■ **RECORDS SUPPLIED**
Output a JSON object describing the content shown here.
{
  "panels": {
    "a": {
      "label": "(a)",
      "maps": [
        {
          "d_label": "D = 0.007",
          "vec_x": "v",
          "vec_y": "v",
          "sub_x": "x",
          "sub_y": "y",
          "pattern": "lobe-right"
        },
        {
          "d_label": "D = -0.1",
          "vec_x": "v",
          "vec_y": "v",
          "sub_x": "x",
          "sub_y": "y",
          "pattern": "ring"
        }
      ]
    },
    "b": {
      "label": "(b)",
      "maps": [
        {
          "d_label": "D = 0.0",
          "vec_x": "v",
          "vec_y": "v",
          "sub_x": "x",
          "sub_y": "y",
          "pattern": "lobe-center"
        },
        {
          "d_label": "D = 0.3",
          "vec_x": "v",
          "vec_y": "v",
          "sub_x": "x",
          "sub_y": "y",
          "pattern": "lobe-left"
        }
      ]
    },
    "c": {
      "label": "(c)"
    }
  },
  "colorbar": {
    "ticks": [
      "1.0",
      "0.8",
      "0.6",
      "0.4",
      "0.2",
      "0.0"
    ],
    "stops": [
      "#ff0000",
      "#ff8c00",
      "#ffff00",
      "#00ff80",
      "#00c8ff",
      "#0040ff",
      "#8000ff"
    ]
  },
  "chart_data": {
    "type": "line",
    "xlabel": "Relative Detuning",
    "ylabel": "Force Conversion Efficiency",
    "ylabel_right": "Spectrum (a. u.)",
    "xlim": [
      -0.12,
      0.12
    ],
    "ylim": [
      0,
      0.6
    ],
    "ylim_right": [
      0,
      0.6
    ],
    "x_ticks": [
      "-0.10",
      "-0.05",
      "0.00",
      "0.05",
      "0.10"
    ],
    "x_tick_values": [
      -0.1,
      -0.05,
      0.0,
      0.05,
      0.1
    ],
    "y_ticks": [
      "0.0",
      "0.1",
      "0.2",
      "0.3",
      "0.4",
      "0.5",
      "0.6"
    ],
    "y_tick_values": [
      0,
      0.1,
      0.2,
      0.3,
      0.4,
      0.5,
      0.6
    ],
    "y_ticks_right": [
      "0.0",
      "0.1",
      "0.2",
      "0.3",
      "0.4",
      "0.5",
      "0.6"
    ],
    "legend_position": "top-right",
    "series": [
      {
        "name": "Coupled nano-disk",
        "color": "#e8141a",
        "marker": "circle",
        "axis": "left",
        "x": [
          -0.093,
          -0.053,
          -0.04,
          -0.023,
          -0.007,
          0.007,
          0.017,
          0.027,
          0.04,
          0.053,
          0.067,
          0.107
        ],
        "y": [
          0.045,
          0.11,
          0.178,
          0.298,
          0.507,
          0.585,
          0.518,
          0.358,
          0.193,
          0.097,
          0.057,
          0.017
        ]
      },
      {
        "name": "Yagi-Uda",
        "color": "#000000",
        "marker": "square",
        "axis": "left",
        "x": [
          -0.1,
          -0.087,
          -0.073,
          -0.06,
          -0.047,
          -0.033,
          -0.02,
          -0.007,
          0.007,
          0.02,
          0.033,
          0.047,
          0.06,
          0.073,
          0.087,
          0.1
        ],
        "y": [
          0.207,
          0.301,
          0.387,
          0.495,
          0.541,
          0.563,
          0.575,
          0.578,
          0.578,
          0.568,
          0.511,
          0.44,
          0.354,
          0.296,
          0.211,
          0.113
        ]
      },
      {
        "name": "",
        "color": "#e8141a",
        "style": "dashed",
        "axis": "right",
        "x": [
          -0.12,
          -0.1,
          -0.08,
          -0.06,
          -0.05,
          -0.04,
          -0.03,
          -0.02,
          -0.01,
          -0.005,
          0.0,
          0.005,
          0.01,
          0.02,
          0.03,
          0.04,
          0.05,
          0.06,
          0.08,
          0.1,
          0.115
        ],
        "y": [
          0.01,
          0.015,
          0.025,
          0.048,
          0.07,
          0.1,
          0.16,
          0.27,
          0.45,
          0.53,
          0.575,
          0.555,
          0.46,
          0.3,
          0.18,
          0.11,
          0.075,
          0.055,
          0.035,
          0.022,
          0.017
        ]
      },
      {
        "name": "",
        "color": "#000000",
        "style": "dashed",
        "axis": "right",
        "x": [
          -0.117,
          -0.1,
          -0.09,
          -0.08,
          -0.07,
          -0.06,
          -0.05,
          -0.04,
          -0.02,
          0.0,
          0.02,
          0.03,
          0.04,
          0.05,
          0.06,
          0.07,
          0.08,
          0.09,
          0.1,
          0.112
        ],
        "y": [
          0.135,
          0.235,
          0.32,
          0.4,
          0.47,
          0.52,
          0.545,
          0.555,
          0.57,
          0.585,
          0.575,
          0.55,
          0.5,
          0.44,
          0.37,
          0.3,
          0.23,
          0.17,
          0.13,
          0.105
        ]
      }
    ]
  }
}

■ **TASK REQUIREMENTS**
Among the records above, how many lines carry the string "name"? Reply with the number alone.

■ **SOLUTION TO THE EXERCISE**
4